▶ _Exercise details_: Copy each line of the material below that includes the string "best".
*****
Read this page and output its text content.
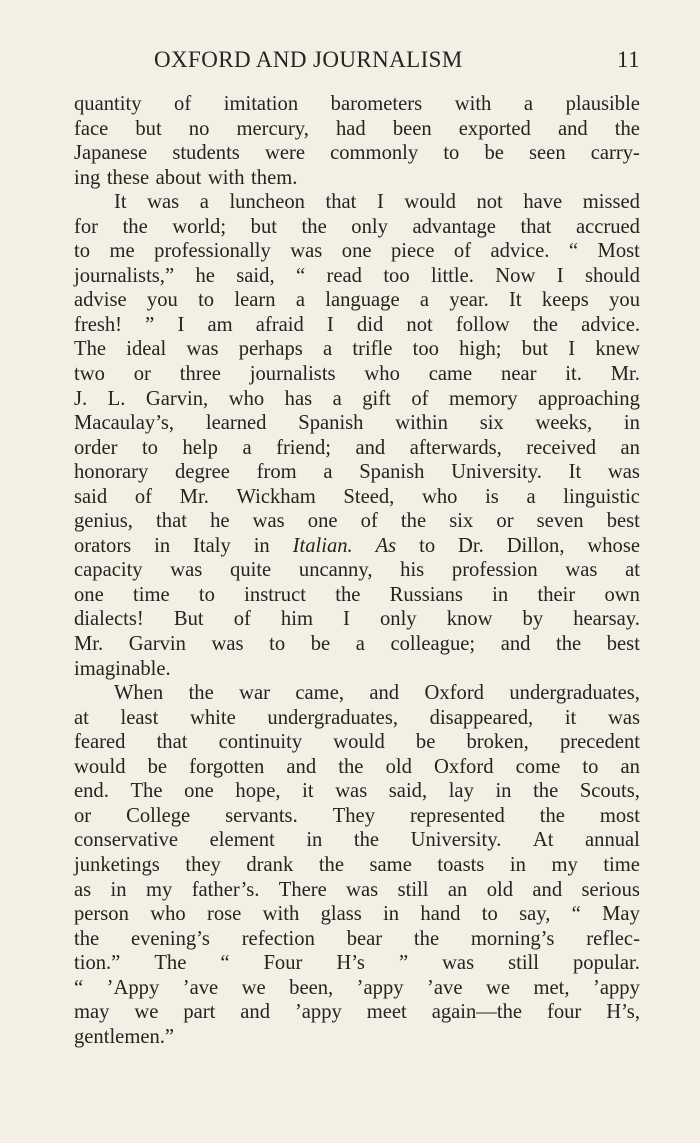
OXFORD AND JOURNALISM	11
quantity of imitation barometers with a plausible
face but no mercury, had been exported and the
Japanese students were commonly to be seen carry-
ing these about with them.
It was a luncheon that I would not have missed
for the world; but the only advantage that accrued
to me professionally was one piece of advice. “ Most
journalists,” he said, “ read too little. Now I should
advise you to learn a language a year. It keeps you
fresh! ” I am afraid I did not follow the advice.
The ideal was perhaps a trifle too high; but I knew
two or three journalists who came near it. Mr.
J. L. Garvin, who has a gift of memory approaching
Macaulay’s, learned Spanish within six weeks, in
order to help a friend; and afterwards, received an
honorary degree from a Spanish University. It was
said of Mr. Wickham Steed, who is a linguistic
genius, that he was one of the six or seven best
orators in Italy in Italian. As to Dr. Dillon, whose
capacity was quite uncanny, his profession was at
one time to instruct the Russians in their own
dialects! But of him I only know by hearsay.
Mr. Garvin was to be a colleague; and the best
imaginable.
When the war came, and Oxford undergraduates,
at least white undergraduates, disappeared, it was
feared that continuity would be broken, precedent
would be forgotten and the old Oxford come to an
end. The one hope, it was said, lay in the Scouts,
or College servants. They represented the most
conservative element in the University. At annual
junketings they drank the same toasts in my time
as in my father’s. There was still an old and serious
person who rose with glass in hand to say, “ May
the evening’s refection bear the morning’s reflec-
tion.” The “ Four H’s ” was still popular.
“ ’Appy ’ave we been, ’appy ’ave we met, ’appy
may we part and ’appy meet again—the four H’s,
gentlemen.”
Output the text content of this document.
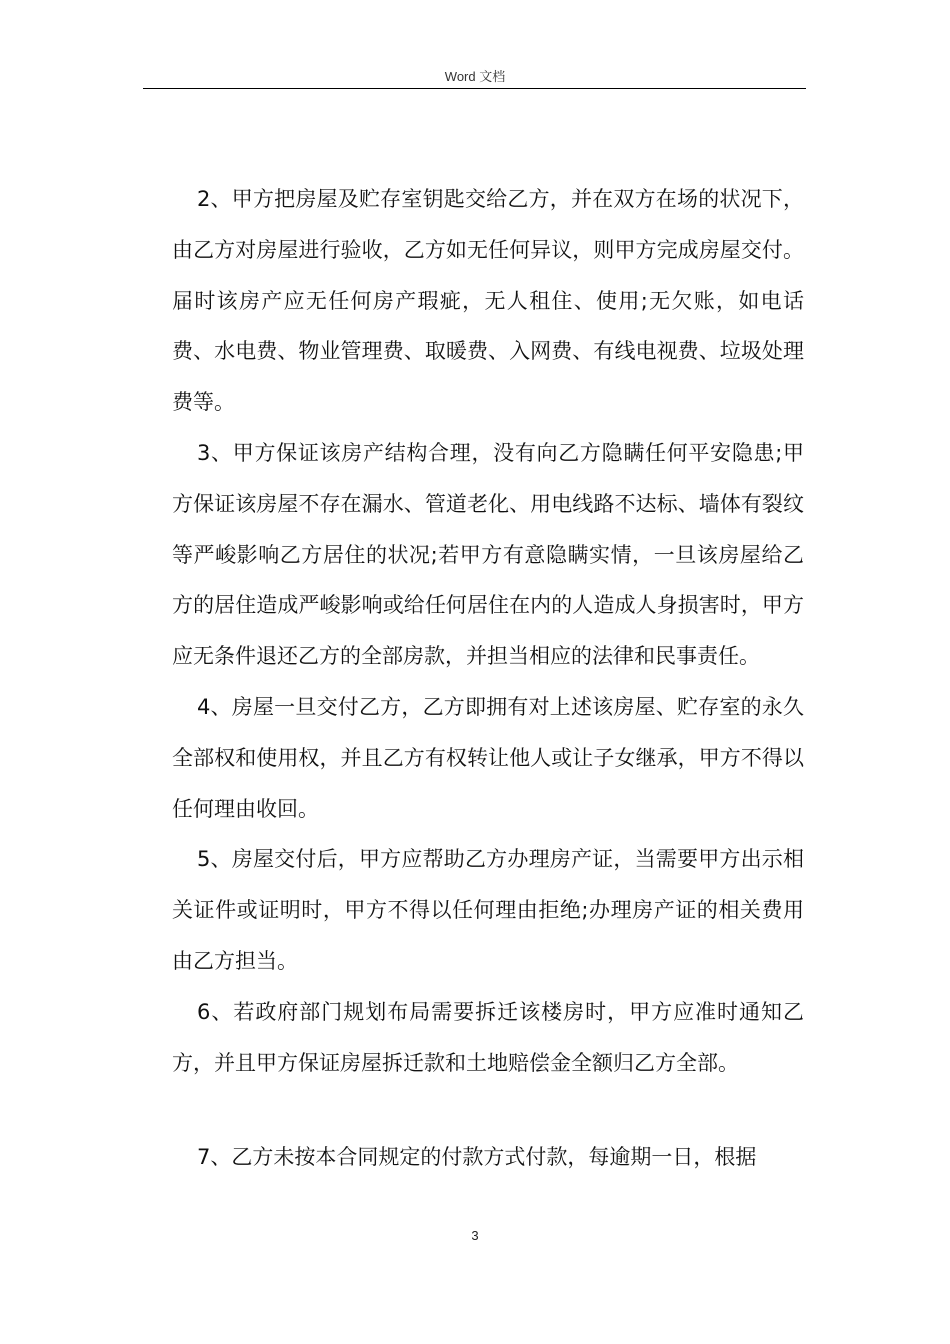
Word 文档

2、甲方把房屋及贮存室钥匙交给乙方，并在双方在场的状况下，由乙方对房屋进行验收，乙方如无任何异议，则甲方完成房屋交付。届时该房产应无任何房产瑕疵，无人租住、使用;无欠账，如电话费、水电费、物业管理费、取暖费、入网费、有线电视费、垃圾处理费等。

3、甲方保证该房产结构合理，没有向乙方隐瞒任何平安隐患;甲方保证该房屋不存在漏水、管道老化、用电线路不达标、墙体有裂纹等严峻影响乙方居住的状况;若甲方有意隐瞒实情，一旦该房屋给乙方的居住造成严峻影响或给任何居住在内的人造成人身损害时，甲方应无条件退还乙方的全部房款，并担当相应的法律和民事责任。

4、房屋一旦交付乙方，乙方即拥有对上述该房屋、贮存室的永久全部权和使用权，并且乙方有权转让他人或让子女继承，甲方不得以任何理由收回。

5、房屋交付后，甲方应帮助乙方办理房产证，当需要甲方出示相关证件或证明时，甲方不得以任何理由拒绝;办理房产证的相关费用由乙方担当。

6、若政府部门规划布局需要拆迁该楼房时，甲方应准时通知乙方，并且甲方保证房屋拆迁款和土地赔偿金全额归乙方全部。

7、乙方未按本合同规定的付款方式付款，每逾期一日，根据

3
*****
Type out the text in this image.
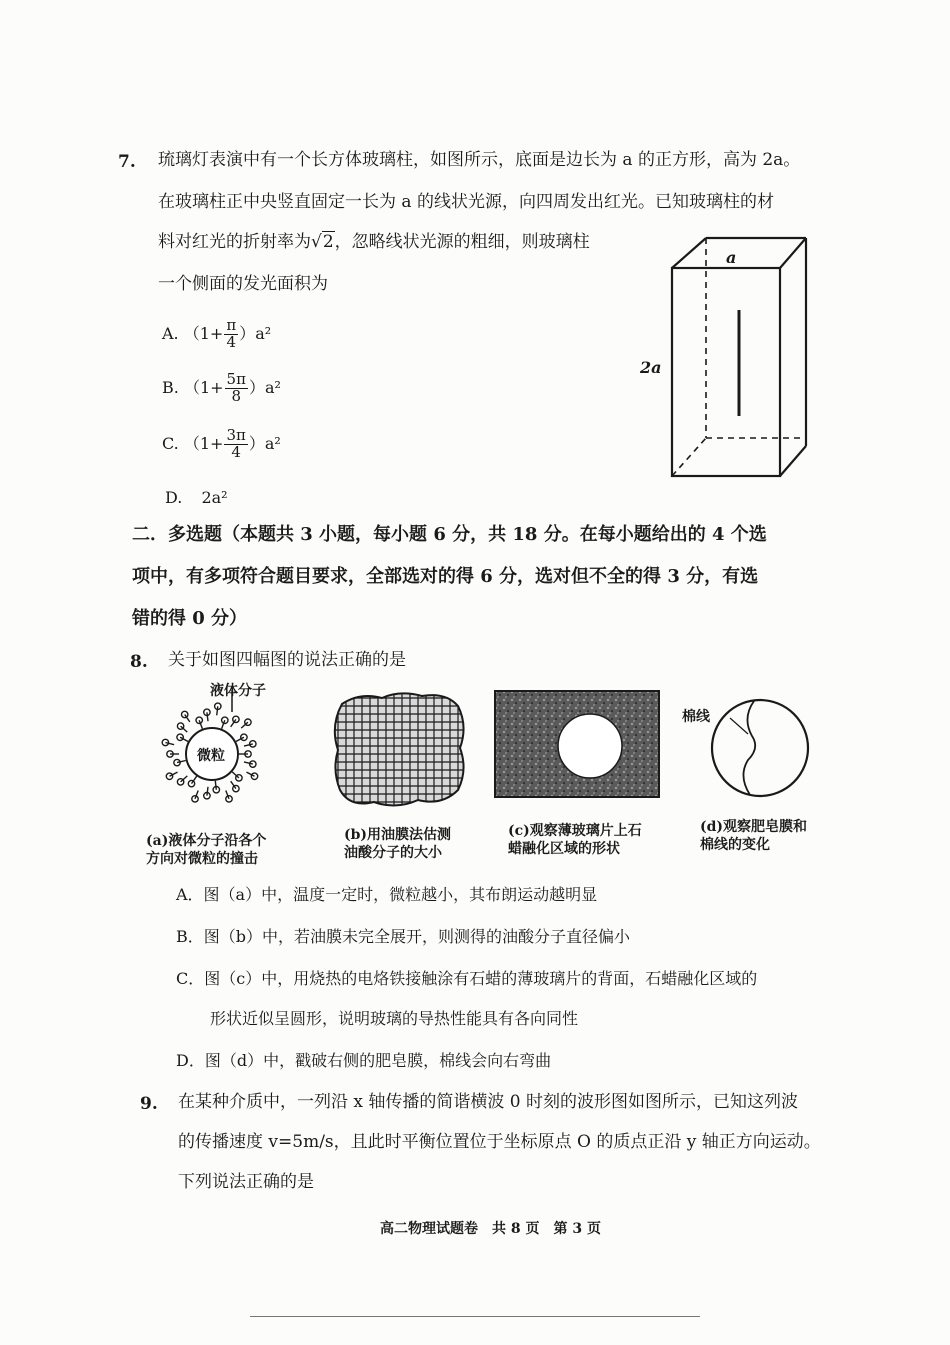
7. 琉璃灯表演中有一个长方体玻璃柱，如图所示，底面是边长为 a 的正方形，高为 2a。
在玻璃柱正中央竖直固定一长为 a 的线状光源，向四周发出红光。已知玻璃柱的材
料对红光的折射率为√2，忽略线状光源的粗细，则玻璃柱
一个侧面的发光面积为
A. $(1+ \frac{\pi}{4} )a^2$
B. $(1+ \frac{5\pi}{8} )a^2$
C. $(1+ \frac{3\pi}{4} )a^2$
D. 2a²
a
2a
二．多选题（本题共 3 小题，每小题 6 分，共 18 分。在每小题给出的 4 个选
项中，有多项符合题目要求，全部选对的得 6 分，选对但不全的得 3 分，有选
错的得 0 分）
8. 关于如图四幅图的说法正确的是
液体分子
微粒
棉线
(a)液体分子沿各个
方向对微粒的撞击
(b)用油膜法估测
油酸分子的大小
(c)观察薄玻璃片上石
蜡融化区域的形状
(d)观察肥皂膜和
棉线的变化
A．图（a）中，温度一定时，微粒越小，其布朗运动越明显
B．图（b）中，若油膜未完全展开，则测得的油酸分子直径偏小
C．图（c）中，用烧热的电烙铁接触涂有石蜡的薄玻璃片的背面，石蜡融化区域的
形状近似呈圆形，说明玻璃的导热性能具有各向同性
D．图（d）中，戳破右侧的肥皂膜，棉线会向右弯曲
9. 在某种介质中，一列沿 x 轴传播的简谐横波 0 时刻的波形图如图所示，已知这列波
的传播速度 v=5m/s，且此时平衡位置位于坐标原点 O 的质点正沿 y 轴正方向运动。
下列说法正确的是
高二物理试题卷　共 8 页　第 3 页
*****
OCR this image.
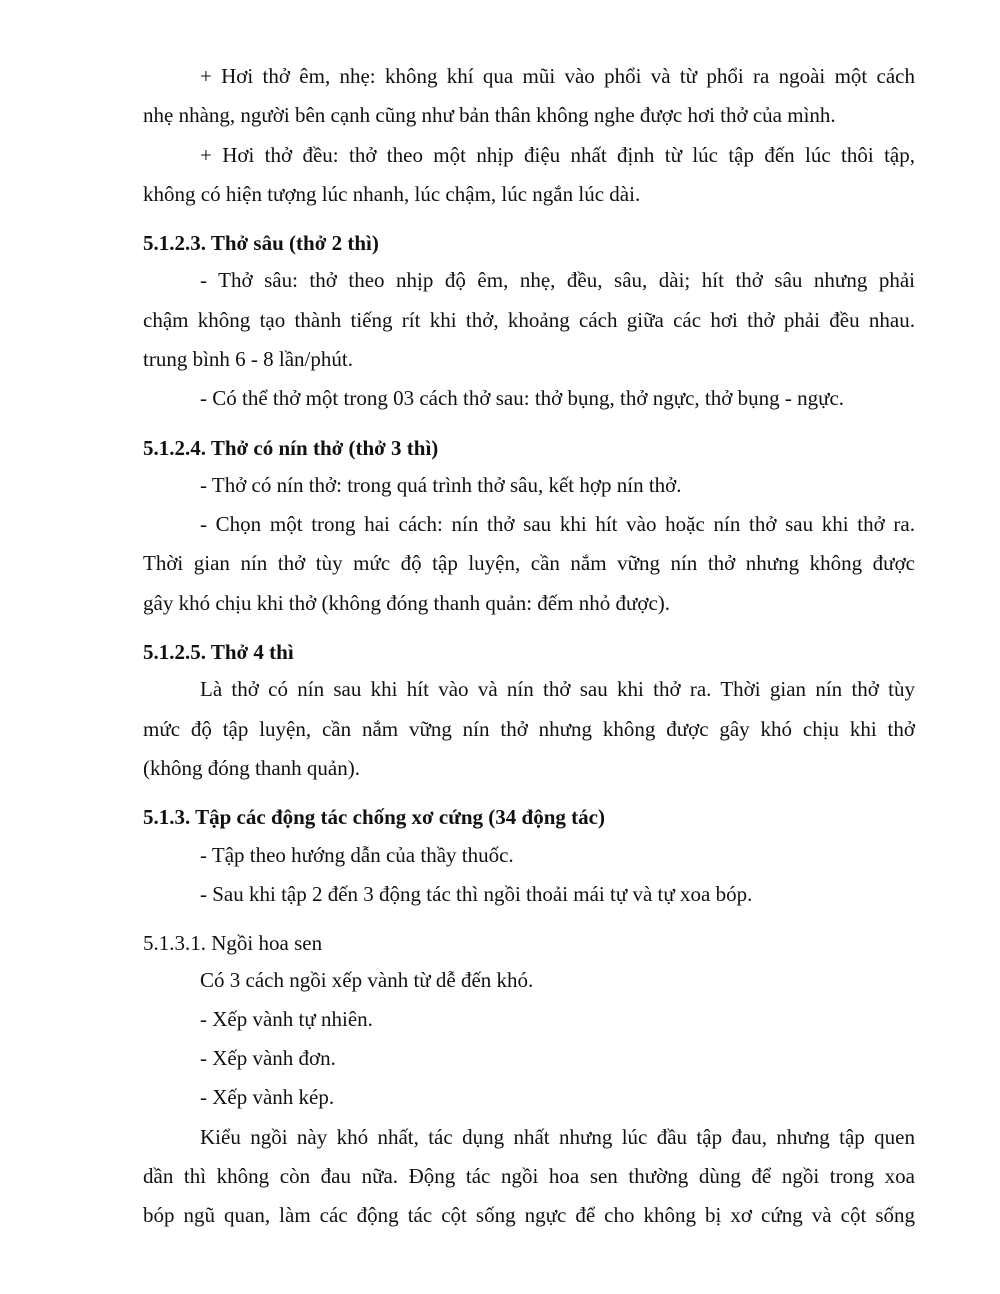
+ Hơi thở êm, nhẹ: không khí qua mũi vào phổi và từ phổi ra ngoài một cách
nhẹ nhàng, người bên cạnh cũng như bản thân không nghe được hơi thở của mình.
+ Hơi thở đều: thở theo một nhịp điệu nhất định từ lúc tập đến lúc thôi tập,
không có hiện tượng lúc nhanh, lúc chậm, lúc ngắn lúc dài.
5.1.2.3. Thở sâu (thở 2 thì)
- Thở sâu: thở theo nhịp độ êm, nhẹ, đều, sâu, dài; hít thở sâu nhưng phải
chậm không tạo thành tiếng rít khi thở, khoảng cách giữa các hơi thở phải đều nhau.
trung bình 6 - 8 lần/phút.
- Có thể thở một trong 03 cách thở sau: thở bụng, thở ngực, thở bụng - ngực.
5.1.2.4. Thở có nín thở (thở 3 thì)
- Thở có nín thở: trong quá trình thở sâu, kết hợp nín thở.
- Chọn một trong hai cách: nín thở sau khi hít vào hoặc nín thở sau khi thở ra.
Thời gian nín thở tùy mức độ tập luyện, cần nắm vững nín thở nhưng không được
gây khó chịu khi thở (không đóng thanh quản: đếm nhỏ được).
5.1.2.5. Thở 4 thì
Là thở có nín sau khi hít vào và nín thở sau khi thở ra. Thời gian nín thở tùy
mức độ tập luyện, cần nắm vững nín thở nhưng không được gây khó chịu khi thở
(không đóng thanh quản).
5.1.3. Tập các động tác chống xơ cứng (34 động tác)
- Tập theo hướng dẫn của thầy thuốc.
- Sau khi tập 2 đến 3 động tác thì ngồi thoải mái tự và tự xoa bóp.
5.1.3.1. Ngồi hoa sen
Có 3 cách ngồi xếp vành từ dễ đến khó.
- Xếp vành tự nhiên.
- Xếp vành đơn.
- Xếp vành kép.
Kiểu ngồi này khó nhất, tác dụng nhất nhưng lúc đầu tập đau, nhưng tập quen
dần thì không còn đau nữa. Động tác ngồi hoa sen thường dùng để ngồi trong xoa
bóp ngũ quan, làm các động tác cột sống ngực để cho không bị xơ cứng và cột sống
*****
▶ _Result_:
genius, that he was one of the six or seven best
Mr. Garvin was to be a colleague; and the best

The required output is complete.